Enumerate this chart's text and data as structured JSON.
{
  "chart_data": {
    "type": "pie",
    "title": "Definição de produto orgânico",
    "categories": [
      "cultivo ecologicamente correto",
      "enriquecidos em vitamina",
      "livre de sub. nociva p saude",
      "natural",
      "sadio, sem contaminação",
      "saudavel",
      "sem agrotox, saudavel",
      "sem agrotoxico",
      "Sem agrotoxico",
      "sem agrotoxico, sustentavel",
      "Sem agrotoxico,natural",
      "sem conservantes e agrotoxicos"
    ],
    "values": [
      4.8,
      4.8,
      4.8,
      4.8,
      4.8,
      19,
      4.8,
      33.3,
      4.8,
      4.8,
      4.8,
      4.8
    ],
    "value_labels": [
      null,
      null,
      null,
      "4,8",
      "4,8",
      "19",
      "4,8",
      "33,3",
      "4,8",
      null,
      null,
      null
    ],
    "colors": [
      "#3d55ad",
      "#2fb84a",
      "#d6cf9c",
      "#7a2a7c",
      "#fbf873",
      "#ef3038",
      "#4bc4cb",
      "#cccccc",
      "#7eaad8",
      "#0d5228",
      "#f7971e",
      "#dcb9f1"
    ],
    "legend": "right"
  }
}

- _Exercise_
Type out the material again exactly as presented.

- _Result of the exercise_
Enumerate this chart's text and data as structured JSON.
{
  "chart_data": {
    "type": "pie",
    "title": "Definição de produto orgânico",
    "categories": [
      "cultivo ecologicamente correto",
      "enriquecidos em vitamina",
      "livre de sub. nociva p saude",
      "natural",
      "sadio, sem contaminação",
      "saudavel",
      "sem agrotox, saudavel",
      "sem agrotoxico",
      "Sem agrotoxico",
      "sem agrotoxico, sustentavel",
      "Sem agrotoxico,natural",
      "sem conservantes e agrotoxicos"
    ],
    "values": [
      4.8,
      4.8,
      4.8,
      4.8,
      4.8,
      19,
      4.8,
      33.3,
      4.8,
      4.8,
      4.8,
      4.8
    ],
    "value_labels": [
      null,
      null,
      null,
      "4,8",
      "4,8",
      "19",
      "4,8",
      "33,3",
      "4,8",
      null,
      null,
      null
    ],
    "colors": [
      "#3d55ad",
      "#2fb84a",
      "#d6cf9c",
      "#7a2a7c",
      "#fbf873",
      "#ef3038",
      "#4bc4cb",
      "#cccccc",
      "#7eaad8",
      "#0d5228",
      "#f7971e",
      "#dcb9f1"
    ],
    "legend": "right"
  }
}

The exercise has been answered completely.